### [DATA FOR THE TASK]
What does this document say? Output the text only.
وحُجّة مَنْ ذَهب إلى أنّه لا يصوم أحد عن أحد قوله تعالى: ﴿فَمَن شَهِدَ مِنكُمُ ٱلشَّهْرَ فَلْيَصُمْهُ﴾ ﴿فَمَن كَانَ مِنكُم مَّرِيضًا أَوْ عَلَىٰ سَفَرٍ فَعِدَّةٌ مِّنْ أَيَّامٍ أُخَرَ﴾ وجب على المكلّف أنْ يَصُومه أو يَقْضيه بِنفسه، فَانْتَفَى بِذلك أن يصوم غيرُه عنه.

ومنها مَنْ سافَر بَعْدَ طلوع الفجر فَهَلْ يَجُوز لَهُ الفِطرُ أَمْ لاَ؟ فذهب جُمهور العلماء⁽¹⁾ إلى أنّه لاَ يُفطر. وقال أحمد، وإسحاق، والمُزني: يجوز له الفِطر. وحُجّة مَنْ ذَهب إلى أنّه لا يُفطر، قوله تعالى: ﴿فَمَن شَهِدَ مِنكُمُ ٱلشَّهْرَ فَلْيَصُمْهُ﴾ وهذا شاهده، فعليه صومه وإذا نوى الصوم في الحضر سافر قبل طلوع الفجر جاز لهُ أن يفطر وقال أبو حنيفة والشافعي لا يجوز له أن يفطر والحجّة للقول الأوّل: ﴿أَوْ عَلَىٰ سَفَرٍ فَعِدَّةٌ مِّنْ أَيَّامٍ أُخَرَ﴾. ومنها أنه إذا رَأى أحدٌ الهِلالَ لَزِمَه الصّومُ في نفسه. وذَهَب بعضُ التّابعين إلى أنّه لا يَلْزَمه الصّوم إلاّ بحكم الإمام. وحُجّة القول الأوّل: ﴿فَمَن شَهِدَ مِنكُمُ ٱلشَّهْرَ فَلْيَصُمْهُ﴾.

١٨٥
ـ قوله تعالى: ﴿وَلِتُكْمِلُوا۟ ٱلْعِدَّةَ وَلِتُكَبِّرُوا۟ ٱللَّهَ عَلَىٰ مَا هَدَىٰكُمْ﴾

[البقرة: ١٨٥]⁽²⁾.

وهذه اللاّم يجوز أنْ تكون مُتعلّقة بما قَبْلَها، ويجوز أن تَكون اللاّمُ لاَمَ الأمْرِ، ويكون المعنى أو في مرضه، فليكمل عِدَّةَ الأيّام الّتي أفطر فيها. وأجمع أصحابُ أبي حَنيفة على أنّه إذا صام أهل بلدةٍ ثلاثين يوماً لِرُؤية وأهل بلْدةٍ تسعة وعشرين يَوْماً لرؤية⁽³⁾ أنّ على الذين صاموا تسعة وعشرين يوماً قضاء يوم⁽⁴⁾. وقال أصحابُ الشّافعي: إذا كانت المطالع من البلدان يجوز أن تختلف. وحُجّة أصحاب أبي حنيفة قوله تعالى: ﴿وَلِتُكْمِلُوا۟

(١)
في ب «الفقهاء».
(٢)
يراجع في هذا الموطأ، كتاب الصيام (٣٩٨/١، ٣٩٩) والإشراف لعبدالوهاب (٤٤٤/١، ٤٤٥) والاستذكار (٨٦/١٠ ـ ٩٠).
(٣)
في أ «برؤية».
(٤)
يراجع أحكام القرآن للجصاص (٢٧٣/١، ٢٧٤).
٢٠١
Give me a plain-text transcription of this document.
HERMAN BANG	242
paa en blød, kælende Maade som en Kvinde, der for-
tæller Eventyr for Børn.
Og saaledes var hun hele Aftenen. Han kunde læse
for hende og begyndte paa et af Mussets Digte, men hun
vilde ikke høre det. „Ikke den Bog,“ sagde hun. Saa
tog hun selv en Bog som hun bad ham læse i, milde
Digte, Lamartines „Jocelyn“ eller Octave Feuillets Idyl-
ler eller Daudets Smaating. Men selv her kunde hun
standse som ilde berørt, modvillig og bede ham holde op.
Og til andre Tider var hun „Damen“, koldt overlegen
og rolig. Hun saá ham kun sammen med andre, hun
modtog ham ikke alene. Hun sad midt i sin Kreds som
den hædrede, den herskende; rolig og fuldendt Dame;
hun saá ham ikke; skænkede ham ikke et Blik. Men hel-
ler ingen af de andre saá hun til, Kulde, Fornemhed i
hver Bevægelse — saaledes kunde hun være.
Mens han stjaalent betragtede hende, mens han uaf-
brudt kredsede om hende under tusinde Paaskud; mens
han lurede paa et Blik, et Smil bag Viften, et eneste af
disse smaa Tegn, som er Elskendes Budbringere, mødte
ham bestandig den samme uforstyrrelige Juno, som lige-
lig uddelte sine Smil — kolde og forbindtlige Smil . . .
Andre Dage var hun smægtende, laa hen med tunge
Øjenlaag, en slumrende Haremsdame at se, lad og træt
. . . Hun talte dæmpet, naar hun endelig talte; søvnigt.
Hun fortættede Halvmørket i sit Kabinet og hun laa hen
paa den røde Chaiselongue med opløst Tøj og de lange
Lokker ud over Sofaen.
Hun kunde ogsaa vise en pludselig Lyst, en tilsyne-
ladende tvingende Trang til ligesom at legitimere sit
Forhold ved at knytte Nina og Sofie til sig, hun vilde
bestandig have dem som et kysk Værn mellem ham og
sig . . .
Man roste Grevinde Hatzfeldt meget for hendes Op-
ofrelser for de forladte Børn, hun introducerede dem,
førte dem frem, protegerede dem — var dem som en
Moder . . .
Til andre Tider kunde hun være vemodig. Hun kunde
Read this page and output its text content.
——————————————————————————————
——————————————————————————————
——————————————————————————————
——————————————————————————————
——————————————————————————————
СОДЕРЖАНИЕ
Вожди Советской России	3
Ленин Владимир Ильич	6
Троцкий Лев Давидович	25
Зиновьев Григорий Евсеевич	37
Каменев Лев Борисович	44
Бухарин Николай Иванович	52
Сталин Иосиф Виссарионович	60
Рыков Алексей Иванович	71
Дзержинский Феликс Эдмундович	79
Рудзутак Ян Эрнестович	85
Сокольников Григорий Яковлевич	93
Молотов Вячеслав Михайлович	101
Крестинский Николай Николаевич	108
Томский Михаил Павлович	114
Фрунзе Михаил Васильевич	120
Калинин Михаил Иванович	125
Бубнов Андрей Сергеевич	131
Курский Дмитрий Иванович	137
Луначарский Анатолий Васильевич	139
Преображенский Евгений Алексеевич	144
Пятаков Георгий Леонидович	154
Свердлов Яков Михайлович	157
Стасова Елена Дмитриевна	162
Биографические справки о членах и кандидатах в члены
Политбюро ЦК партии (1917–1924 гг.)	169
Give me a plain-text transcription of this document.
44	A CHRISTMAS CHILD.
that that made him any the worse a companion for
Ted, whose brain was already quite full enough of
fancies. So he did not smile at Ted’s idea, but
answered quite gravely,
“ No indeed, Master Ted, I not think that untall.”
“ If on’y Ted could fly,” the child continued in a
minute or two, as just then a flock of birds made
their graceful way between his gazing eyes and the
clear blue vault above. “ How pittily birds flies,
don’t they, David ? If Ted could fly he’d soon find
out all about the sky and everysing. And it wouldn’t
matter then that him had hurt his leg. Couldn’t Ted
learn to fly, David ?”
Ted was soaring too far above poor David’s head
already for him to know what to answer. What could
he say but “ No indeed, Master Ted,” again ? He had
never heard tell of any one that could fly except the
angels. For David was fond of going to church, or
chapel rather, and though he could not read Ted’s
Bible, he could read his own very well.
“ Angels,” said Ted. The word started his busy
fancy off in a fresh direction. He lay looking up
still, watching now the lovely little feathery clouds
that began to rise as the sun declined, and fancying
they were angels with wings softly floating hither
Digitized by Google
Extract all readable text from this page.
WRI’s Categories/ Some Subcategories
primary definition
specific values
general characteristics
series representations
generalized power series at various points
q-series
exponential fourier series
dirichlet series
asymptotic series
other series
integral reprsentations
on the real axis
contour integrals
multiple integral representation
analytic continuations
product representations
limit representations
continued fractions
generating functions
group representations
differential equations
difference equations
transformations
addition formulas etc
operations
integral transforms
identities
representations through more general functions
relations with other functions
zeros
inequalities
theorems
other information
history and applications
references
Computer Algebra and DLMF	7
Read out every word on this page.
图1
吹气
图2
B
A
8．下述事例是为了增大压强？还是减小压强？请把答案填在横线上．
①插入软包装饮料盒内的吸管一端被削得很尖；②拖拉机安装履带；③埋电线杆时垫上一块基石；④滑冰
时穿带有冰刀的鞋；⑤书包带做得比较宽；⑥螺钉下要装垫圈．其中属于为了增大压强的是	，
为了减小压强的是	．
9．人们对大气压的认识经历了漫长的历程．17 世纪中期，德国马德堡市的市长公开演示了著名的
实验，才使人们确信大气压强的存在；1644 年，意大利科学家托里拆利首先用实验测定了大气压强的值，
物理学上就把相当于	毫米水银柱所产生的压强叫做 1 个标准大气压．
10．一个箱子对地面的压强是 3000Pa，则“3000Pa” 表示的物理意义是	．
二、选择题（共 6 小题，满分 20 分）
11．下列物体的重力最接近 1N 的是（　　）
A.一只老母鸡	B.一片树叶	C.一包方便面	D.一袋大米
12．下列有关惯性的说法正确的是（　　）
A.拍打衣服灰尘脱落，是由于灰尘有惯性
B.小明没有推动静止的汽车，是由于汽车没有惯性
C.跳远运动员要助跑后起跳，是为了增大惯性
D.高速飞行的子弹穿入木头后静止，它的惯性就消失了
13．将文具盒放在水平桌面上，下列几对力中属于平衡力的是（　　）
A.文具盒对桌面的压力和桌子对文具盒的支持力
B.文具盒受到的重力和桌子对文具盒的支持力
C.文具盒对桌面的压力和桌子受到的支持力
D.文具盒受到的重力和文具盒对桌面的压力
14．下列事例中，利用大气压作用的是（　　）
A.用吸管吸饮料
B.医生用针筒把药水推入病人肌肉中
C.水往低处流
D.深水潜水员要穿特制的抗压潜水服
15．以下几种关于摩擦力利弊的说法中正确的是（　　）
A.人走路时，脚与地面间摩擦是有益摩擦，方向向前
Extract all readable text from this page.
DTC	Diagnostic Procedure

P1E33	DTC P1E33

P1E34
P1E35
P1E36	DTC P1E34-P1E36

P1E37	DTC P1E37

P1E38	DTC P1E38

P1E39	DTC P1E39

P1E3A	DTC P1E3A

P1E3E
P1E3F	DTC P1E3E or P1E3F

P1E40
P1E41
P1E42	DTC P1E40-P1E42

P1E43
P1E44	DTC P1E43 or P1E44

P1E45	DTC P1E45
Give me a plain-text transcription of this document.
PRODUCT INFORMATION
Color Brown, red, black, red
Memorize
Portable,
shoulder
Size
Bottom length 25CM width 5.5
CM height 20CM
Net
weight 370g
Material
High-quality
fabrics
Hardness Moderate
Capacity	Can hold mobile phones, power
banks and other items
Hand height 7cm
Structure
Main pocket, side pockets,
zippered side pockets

### [TASK TO CARRY OUT]
Count the lines in the records above that contain the word "Григорий", and reply with only that number.

### [WRITTEN REPLY]
2